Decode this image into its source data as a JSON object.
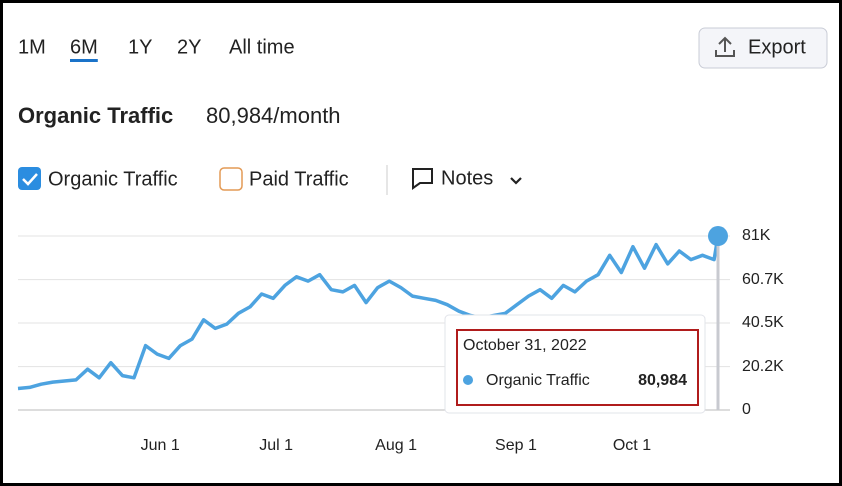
{
  "tabs": [
    "1M",
    "6M",
    "1Y",
    "2Y",
    "All time"
  ],
  "active_tab": "6M",
  "export": "Export",
  "header": {
    "title": "Organic Traffic",
    "value": "80,984/month"
  },
  "toggles": {
    "paid": "Paid Traffic",
    "notes": "Notes"
  },
  "chart_data": {
    "type": "line",
    "x": [
      "2022-05-03",
      "2022-05-06",
      "2022-05-09",
      "2022-05-12",
      "2022-05-15",
      "2022-05-18",
      "2022-05-21",
      "2022-05-24",
      "2022-05-27",
      "2022-05-30",
      "2022-06-02",
      "2022-06-05",
      "2022-06-08",
      "2022-06-11",
      "2022-06-14",
      "2022-06-17",
      "2022-06-20",
      "2022-06-23",
      "2022-06-26",
      "2022-06-29",
      "2022-07-02",
      "2022-07-05",
      "2022-07-08",
      "2022-07-11",
      "2022-07-14",
      "2022-07-17",
      "2022-07-20",
      "2022-07-23",
      "2022-07-26",
      "2022-07-29",
      "2022-08-01",
      "2022-08-04",
      "2022-08-07",
      "2022-08-10",
      "2022-08-13",
      "2022-08-16",
      "2022-08-19",
      "2022-08-22",
      "2022-08-25",
      "2022-08-28",
      "2022-08-31",
      "2022-09-03",
      "2022-09-06",
      "2022-09-09",
      "2022-09-12",
      "2022-09-15",
      "2022-09-18",
      "2022-09-21",
      "2022-09-24",
      "2022-09-27",
      "2022-09-30",
      "2022-10-03",
      "2022-10-06",
      "2022-10-09",
      "2022-10-12",
      "2022-10-15",
      "2022-10-18",
      "2022-10-21",
      "2022-10-24",
      "2022-10-27",
      "2022-10-30",
      "2022-10-31"
    ],
    "series": [
      {
        "name": "Organic Traffic",
        "color": "#4da3e0",
        "values": [
          10000,
          10500,
          12000,
          13000,
          13500,
          14000,
          19000,
          15000,
          22000,
          16000,
          15000,
          30000,
          26000,
          24000,
          30000,
          33000,
          42000,
          38000,
          40000,
          45000,
          48000,
          54000,
          52000,
          58000,
          62000,
          60000,
          63000,
          56000,
          55000,
          58000,
          50000,
          57000,
          60000,
          57000,
          53000,
          52000,
          51000,
          49000,
          46000,
          44000,
          43000,
          44000,
          45000,
          49000,
          53000,
          56000,
          52000,
          58000,
          55000,
          60000,
          63000,
          72000,
          64000,
          76000,
          66000,
          77000,
          68000,
          74000,
          70000,
          72000,
          70000,
          80984
        ]
      }
    ],
    "xlim": [
      "2022-05-03",
      "2022-10-31"
    ],
    "xticks": [
      {
        "value": "2022-06-01",
        "label": "Jun 1"
      },
      {
        "value": "2022-07-01",
        "label": "Jul 1"
      },
      {
        "value": "2022-08-01",
        "label": "Aug 1"
      },
      {
        "value": "2022-09-01",
        "label": "Sep 1"
      },
      {
        "value": "2022-10-01",
        "label": "Oct 1"
      }
    ],
    "ylim": [
      0,
      81000
    ],
    "yticks": [
      0,
      {
        "value": 20200,
        "label": "20.2K"
      },
      {
        "value": 40500,
        "label": "40.5K"
      },
      {
        "value": 60700,
        "label": "60.7K"
      },
      {
        "value": 81000,
        "label": "81K"
      }
    ],
    "grid": true,
    "tooltip": {
      "date": "October 31, 2022",
      "value": {
        "value": 80984,
        "label": "80,984"
      }
    }
  }
}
──────
[Task to carry out] Except for the pictures, copy every line of the records above exactly.

[Task output]
Decode this image into its source data as a JSON object.
{
  "tabs": [
    "1M",
    "6M",
    "1Y",
    "2Y",
    "All time"
  ],
  "active_tab": "6M",
  "export": "Export",
  "header": {
    "title": "Organic Traffic",
    "value": "80,984/month"
  },
  "toggles": {
    "paid": "Paid Traffic",
    "notes": "Notes"
  },
  "chart_data": {
    "type": "line",
    "x": [
      "2022-05-03",
      "2022-05-06",
      "2022-05-09",
      "2022-05-12",
      "2022-05-15",
      "2022-05-18",
      "2022-05-21",
      "2022-05-24",
      "2022-05-27",
      "2022-05-30",
      "2022-06-02",
      "2022-06-05",
      "2022-06-08",
      "2022-06-11",
      "2022-06-14",
      "2022-06-17",
      "2022-06-20",
      "2022-06-23",
      "2022-06-26",
      "2022-06-29",
      "2022-07-02",
      "2022-07-05",
      "2022-07-08",
      "2022-07-11",
      "2022-07-14",
      "2022-07-17",
      "2022-07-20",
      "2022-07-23",
      "2022-07-26",
      "2022-07-29",
      "2022-08-01",
      "2022-08-04",
      "2022-08-07",
      "2022-08-10",
      "2022-08-13",
      "2022-08-16",
      "2022-08-19",
      "2022-08-22",
      "2022-08-25",
      "2022-08-28",
      "2022-08-31",
      "2022-09-03",
      "2022-09-06",
      "2022-09-09",
      "2022-09-12",
      "2022-09-15",
      "2022-09-18",
      "2022-09-21",
      "2022-09-24",
      "2022-09-27",
      "2022-09-30",
      "2022-10-03",
      "2022-10-06",
      "2022-10-09",
      "2022-10-12",
      "2022-10-15",
      "2022-10-18",
      "2022-10-21",
      "2022-10-24",
      "2022-10-27",
      "2022-10-30",
      "2022-10-31"
    ],
    "series": [
      {
        "name": "Organic Traffic",
        "color": "#4da3e0",
        "values": [
          10000,
          10500,
          12000,
          13000,
          13500,
          14000,
          19000,
          15000,
          22000,
          16000,
          15000,
          30000,
          26000,
          24000,
          30000,
          33000,
          42000,
          38000,
          40000,
          45000,
          48000,
          54000,
          52000,
          58000,
          62000,
          60000,
          63000,
          56000,
          55000,
          58000,
          50000,
          57000,
          60000,
          57000,
          53000,
          52000,
          51000,
          49000,
          46000,
          44000,
          43000,
          44000,
          45000,
          49000,
          53000,
          56000,
          52000,
          58000,
          55000,
          60000,
          63000,
          72000,
          64000,
          76000,
          66000,
          77000,
          68000,
          74000,
          70000,
          72000,
          70000,
          80984
        ]
      }
    ],
    "xlim": [
      "2022-05-03",
      "2022-10-31"
    ],
    "xticks": [
      {
        "value": "2022-06-01",
        "label": "Jun 1"
      },
      {
        "value": "2022-07-01",
        "label": "Jul 1"
      },
      {
        "value": "2022-08-01",
        "label": "Aug 1"
      },
      {
        "value": "2022-09-01",
        "label": "Sep 1"
      },
      {
        "value": "2022-10-01",
        "label": "Oct 1"
      }
    ],
    "ylim": [
      0,
      81000
    ],
    "yticks": [
      0,
      {
        "value": 20200,
        "label": "20.2K"
      },
      {
        "value": 40500,
        "label": "40.5K"
      },
      {
        "value": 60700,
        "label": "60.7K"
      },
      {
        "value": 81000,
        "label": "81K"
      }
    ],
    "grid": true,
    "tooltip": {
      "date": "October 31, 2022",
      "value": {
        "value": 80984,
        "label": "80,984"
      }
    }
  }
}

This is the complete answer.